--- start Input ---

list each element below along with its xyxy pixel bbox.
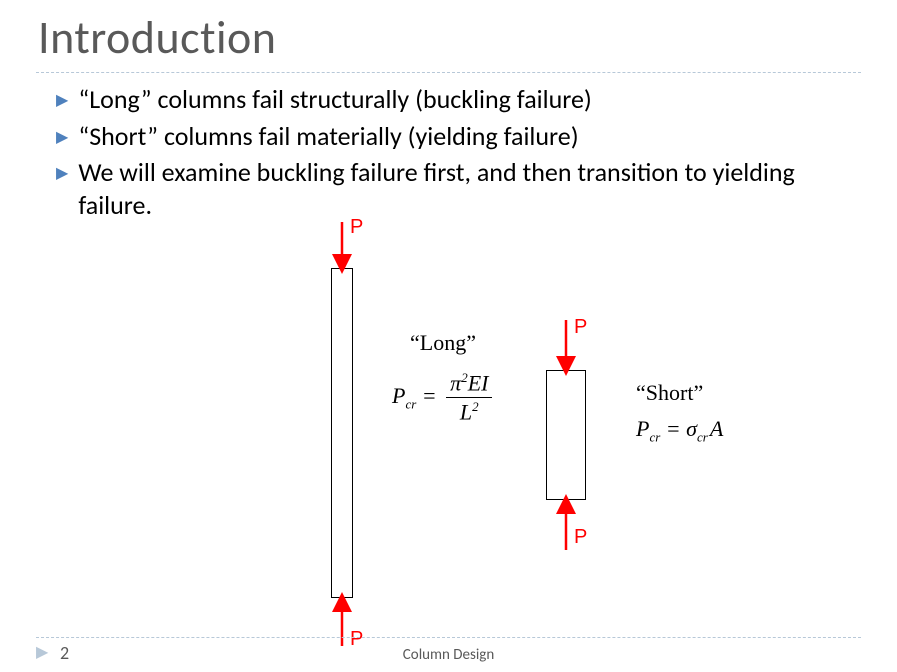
footer-marker-icon: ▶ [36, 642, 48, 662]
page-number: 2 [60, 642, 69, 664]
force-label-long-top: P [350, 216, 363, 239]
formula-lhs-sym: P [392, 383, 405, 408]
formula-num-pi: π [450, 370, 461, 395]
formula-fraction: π2EIL2 [446, 370, 492, 426]
formula-sigma: σ [686, 416, 697, 441]
formula-den-sup: 2 [472, 399, 479, 414]
force-label-short-top: P [574, 316, 587, 339]
diagram: P P P P “Long” Pcr = π2EIL2 “Short” Pcr … [0, 220, 897, 640]
long-column-formula: Pcr = π2EIL2 [392, 370, 492, 426]
formula-num-rest: EI [468, 370, 489, 395]
formula-den-sym: L [460, 400, 472, 425]
force-label-long-bottom: P [350, 628, 363, 651]
bullet-item: ▶ We will examine buckling failure first… [56, 156, 861, 221]
force-arrows [0, 220, 897, 650]
bullet-list: ▶ “Long” columns fail structurally (buck… [0, 83, 897, 221]
bullet-marker-icon: ▶ [56, 127, 68, 147]
footer-title: Column Design [403, 646, 494, 664]
formula-sigma-sub: cr [697, 429, 708, 444]
formula-lhs-sub: cr [649, 429, 660, 444]
bullet-item: ▶ “Long” columns fail structurally (buck… [56, 83, 861, 116]
footer-divider [36, 637, 861, 638]
formula-eq: = [416, 383, 442, 408]
bullet-marker-icon: ▶ [56, 163, 68, 183]
bullet-text: We will examine buckling failure first, … [78, 156, 861, 221]
title-divider [36, 72, 861, 73]
long-label: “Long” [410, 330, 476, 356]
slide-title: Introduction [0, 0, 897, 72]
formula-lhs-sub: cr [405, 396, 416, 411]
bullet-text: “Short” columns fail materially (yieldin… [78, 120, 578, 153]
formula-eq: = [660, 416, 686, 441]
bullet-item: ▶ “Short” columns fail materially (yield… [56, 120, 861, 153]
short-column-formula: Pcr = σcrA [636, 416, 723, 445]
force-label-short-bottom: P [574, 526, 587, 549]
short-label: “Short” [636, 380, 703, 406]
formula-lhs-sym: P [636, 416, 649, 441]
bullet-text: “Long” columns fail structurally (buckli… [78, 83, 592, 116]
formula-area: A [710, 416, 723, 441]
bullet-marker-icon: ▶ [56, 90, 68, 110]
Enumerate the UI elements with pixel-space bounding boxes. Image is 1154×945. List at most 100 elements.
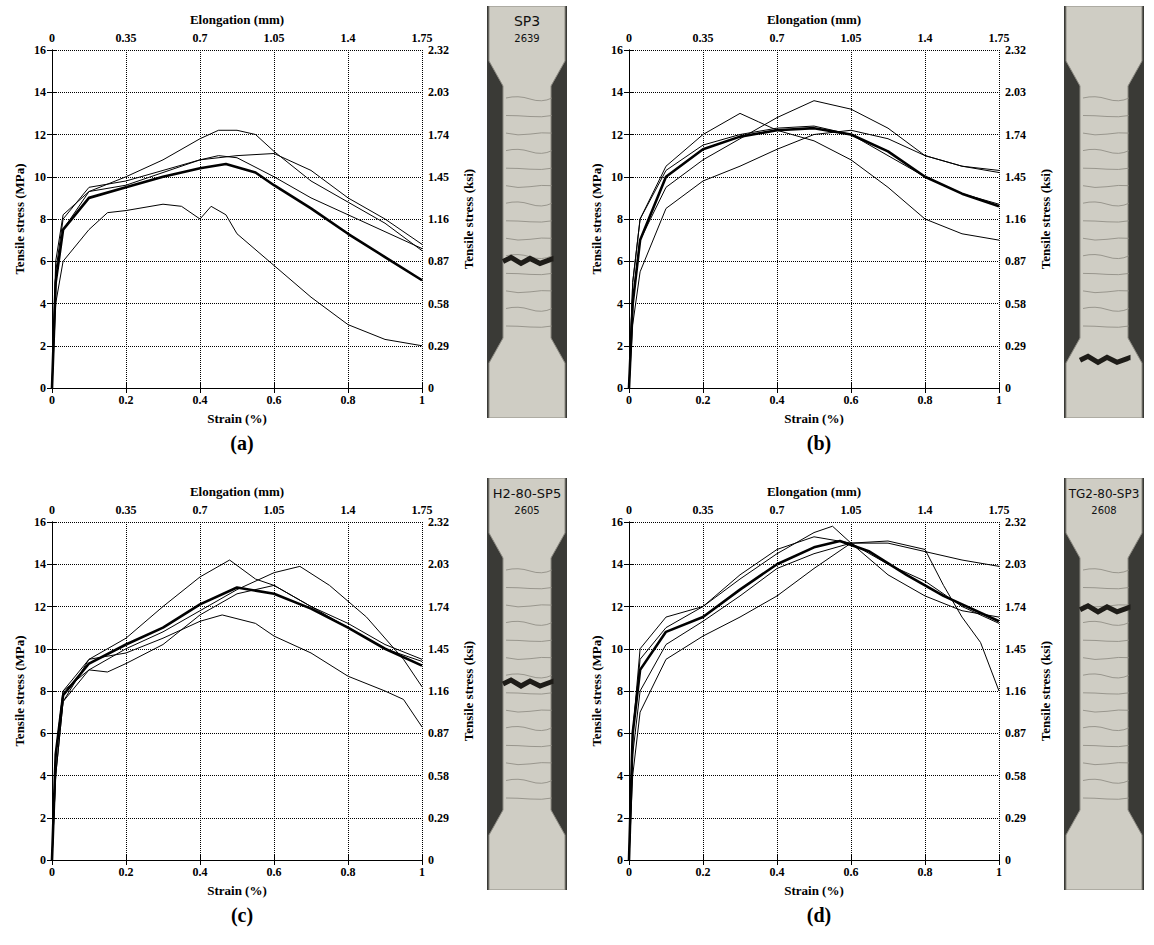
svg-text:10: 10 [611,642,623,656]
svg-text:6: 6 [40,254,46,268]
svg-text:8: 8 [617,212,623,226]
svg-text:0.7: 0.7 [770,503,785,517]
svg-text:2.32: 2.32 [428,515,449,529]
svg-text:0.87: 0.87 [428,726,449,740]
svg-text:0.87: 0.87 [428,254,449,268]
svg-text:0.6: 0.6 [267,865,282,879]
svg-text:(a): (a) [230,432,253,455]
svg-text:Tensile stress (ksi): Tensile stress (ksi) [1038,641,1053,741]
svg-text:0.87: 0.87 [1005,254,1026,268]
svg-text:0: 0 [626,503,632,517]
svg-text:1: 1 [419,393,425,407]
svg-text:Elongation (mm): Elongation (mm) [190,12,284,27]
svg-text:1.74: 1.74 [428,128,449,142]
svg-text:0.29: 0.29 [1005,339,1026,353]
svg-text:0: 0 [428,381,434,395]
svg-text:14: 14 [611,557,623,571]
svg-text:0: 0 [626,393,632,407]
svg-text:H2-80-SP5: H2-80-SP5 [493,486,561,501]
svg-text:0: 0 [617,381,623,395]
svg-text:1.45: 1.45 [1005,642,1026,656]
svg-text:0.6: 0.6 [844,865,859,879]
svg-text:8: 8 [40,212,46,226]
svg-text:14: 14 [611,85,623,99]
svg-text:12: 12 [34,128,46,142]
svg-text:0.58: 0.58 [1005,769,1026,783]
svg-text:2.32: 2.32 [428,43,449,57]
svg-text:0.7: 0.7 [770,31,785,45]
svg-text:0.87: 0.87 [1005,726,1026,740]
svg-text:10: 10 [611,170,623,184]
svg-text:Elongation (mm): Elongation (mm) [190,484,284,499]
svg-text:0: 0 [49,31,55,45]
svg-text:0.35: 0.35 [693,503,714,517]
svg-text:Elongation (mm): Elongation (mm) [767,484,861,499]
svg-text:1.45: 1.45 [428,170,449,184]
svg-text:0.8: 0.8 [918,865,933,879]
svg-text:2: 2 [40,339,46,353]
svg-text:SP3: SP3 [514,13,540,29]
svg-text:1.4: 1.4 [918,31,933,45]
svg-text:6: 6 [617,726,623,740]
svg-text:0.2: 0.2 [696,865,711,879]
svg-text:0: 0 [617,853,623,867]
svg-text:1.4: 1.4 [341,503,356,517]
svg-text:1.45: 1.45 [428,642,449,656]
svg-text:0.6: 0.6 [844,393,859,407]
svg-text:4: 4 [617,769,623,783]
svg-text:1.75: 1.75 [412,503,433,517]
svg-text:1: 1 [419,865,425,879]
svg-text:2.32: 2.32 [1005,515,1026,529]
svg-text:2.03: 2.03 [428,85,449,99]
svg-text:4: 4 [40,769,46,783]
svg-text:0: 0 [49,393,55,407]
svg-text:0.58: 0.58 [1005,297,1026,311]
svg-text:(c): (c) [231,904,253,927]
svg-text:8: 8 [40,684,46,698]
svg-text:0.8: 0.8 [918,393,933,407]
svg-text:TG2-80-SP3: TG2-80-SP3 [1068,487,1140,501]
svg-text:(b): (b) [807,432,831,455]
svg-text:12: 12 [34,600,46,614]
svg-text:2.03: 2.03 [1005,557,1026,571]
svg-text:1.05: 1.05 [264,503,285,517]
svg-text:0: 0 [49,503,55,517]
svg-text:Tensile stress (ksi): Tensile stress (ksi) [461,641,476,741]
svg-text:6: 6 [617,254,623,268]
svg-text:1.16: 1.16 [428,212,449,226]
svg-text:Elongation (mm): Elongation (mm) [767,12,861,27]
svg-text:2639: 2639 [514,33,539,44]
svg-text:0: 0 [626,865,632,879]
svg-text:1.75: 1.75 [989,503,1010,517]
svg-text:0.35: 0.35 [116,31,137,45]
svg-text:0: 0 [626,31,632,45]
svg-text:Tensile stress (ksi): Tensile stress (ksi) [461,169,476,269]
svg-text:1.16: 1.16 [1005,212,1026,226]
svg-text:Strain (%): Strain (%) [784,411,844,426]
svg-text:0: 0 [40,381,46,395]
svg-text:0: 0 [40,853,46,867]
svg-text:2: 2 [617,811,623,825]
svg-text:16: 16 [611,515,623,529]
svg-text:0.8: 0.8 [341,393,356,407]
svg-text:12: 12 [611,128,623,142]
svg-text:16: 16 [611,43,623,57]
svg-text:2605: 2605 [514,505,539,516]
svg-text:10: 10 [34,170,46,184]
svg-text:4: 4 [40,297,46,311]
svg-text:Tensile stress (ksi): Tensile stress (ksi) [1038,169,1053,269]
svg-text:1: 1 [996,393,1002,407]
svg-text:4: 4 [617,297,623,311]
svg-text:0.7: 0.7 [193,503,208,517]
svg-text:1.05: 1.05 [841,31,862,45]
svg-text:14: 14 [34,557,46,571]
svg-text:1.74: 1.74 [1005,128,1026,142]
svg-text:0.2: 0.2 [696,393,711,407]
svg-text:1.4: 1.4 [341,31,356,45]
svg-text:0.29: 0.29 [428,811,449,825]
svg-text:2: 2 [617,339,623,353]
svg-text:2608: 2608 [1091,505,1116,516]
svg-text:0.35: 0.35 [116,503,137,517]
svg-text:16: 16 [34,43,46,57]
svg-text:1.16: 1.16 [428,684,449,698]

--- end Input ---

__Given instruction__.
Gather every line from the listings above that contains the word "failure", and copy each of those lines out.

__Solution to this problem__.
bullet-item: ▶ We will examine buckling failure first… [56, 156, 861, 221]
bullet-text: We will examine buckling failure first, … [78, 156, 861, 221]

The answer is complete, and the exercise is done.